(Raw records)
--- begin ---

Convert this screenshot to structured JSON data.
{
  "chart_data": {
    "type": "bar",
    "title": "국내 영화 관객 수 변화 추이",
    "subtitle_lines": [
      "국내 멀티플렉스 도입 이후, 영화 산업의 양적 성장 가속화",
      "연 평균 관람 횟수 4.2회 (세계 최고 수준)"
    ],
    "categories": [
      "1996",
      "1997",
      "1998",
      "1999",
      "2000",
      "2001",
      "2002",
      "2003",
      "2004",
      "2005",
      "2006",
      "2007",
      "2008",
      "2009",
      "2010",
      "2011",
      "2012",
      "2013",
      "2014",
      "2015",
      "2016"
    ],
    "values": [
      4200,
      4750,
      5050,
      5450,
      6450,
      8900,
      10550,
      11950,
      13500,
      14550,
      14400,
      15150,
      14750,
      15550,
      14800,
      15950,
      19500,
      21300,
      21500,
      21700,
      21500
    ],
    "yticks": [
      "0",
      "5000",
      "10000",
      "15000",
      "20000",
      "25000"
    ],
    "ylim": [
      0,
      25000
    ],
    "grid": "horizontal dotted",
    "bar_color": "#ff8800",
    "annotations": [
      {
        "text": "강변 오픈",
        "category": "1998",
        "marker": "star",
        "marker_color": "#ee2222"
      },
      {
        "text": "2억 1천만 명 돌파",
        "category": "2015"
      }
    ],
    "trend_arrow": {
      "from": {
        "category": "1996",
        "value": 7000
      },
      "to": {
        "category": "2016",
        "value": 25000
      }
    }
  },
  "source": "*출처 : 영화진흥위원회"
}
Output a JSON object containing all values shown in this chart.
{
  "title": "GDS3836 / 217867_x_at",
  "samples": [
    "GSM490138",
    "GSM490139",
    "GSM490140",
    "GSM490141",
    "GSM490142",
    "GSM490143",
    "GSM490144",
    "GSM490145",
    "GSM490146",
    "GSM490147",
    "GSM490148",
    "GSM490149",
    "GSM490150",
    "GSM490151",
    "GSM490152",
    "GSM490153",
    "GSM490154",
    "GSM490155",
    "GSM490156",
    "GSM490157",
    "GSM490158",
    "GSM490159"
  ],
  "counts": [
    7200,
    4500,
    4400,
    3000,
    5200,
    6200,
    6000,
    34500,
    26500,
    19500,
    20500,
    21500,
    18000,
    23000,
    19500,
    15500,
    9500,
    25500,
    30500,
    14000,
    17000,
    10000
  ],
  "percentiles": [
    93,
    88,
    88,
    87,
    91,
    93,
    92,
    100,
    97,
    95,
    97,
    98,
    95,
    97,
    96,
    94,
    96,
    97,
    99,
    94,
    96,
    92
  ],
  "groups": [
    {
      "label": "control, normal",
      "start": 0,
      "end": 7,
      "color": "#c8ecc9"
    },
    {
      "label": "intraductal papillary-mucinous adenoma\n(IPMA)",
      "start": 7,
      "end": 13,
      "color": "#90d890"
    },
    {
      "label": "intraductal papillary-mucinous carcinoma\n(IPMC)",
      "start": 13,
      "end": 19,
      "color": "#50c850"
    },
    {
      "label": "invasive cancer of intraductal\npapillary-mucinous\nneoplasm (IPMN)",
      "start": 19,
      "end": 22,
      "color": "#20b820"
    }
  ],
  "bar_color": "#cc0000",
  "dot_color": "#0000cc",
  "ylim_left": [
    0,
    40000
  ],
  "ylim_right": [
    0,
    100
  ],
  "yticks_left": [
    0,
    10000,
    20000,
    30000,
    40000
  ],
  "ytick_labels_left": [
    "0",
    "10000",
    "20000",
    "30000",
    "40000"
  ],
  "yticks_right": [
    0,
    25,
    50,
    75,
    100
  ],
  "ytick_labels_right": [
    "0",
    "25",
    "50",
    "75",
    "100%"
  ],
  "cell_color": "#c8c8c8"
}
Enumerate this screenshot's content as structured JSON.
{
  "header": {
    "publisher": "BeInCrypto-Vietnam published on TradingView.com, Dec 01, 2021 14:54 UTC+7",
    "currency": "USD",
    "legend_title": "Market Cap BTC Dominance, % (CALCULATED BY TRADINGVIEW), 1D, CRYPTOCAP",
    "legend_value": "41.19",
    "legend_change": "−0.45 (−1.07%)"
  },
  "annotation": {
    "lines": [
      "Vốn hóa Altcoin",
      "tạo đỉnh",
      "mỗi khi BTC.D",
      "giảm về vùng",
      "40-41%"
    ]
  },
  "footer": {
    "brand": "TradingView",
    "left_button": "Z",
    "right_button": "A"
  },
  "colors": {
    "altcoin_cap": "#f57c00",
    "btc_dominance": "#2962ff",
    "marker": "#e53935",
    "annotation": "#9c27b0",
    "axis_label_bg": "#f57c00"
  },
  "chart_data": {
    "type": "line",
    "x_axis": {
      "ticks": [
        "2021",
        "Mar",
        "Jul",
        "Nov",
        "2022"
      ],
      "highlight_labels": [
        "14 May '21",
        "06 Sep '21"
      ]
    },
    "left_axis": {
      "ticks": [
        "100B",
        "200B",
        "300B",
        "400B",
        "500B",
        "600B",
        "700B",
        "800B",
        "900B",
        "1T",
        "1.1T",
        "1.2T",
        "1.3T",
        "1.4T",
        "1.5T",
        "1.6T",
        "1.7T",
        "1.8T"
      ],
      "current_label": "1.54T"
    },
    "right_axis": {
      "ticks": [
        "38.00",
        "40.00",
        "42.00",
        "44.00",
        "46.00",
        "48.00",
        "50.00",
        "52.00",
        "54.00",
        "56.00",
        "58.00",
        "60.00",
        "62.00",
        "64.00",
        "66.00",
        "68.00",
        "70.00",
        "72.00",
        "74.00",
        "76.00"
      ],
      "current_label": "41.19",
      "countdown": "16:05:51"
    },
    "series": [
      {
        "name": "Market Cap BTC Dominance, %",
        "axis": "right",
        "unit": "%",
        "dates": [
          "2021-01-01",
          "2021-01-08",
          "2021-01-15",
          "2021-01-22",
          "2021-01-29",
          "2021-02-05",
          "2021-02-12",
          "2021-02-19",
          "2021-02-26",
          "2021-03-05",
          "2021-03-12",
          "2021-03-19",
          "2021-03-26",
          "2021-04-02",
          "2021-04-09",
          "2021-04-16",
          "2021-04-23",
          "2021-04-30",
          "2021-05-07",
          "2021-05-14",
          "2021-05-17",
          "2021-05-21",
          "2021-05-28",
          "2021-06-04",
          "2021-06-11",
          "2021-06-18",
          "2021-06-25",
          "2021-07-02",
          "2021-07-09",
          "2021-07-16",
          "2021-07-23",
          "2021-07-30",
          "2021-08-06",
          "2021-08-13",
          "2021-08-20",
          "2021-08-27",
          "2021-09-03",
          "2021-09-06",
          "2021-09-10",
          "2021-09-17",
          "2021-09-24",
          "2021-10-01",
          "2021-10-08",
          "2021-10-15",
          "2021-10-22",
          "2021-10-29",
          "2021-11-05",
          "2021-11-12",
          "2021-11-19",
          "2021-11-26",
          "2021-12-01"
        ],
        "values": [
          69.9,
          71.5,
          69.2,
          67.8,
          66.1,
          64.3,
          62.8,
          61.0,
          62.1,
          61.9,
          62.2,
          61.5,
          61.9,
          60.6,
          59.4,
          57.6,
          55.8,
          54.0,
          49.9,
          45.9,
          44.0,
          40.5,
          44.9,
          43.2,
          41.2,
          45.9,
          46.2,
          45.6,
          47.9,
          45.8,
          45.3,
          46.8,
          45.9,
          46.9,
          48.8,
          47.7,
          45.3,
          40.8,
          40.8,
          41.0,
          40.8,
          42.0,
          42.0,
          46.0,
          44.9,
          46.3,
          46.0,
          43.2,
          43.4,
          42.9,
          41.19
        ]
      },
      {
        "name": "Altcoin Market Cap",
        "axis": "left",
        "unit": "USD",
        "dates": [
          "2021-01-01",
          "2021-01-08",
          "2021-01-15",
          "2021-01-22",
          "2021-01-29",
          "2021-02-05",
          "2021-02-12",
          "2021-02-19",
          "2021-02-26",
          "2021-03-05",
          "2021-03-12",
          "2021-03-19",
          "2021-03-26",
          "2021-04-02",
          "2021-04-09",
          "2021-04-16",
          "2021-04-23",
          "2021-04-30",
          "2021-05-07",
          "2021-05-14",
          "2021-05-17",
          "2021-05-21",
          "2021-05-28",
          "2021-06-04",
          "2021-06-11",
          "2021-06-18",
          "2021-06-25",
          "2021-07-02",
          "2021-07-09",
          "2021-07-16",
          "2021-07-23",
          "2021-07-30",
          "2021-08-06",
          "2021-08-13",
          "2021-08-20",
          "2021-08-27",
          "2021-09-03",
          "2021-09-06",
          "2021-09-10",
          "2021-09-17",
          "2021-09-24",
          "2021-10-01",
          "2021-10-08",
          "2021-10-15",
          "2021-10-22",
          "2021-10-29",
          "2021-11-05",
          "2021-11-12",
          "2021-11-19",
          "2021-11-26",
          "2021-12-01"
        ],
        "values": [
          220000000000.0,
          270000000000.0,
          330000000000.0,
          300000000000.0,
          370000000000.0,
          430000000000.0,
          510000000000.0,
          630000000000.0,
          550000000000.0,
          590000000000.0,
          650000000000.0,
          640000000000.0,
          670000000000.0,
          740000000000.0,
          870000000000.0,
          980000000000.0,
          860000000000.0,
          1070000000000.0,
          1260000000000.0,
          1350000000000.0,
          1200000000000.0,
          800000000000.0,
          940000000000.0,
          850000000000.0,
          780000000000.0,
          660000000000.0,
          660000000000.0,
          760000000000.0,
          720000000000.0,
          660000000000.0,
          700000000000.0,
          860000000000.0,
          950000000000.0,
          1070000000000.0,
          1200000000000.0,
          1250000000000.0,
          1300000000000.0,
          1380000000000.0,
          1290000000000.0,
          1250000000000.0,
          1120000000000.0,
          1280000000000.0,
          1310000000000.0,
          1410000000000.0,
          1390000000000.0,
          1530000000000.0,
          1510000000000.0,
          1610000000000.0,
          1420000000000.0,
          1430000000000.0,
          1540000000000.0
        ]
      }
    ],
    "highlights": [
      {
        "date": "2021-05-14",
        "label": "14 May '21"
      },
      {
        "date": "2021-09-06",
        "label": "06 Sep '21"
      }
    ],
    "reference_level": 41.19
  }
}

--- end ---

→ Exercise brief
Find and copy every line in the entries above where the string "structured" occurs.

→ Final result
Convert this screenshot to structured JSON data.
Enumerate this screenshot's content as structured JSON.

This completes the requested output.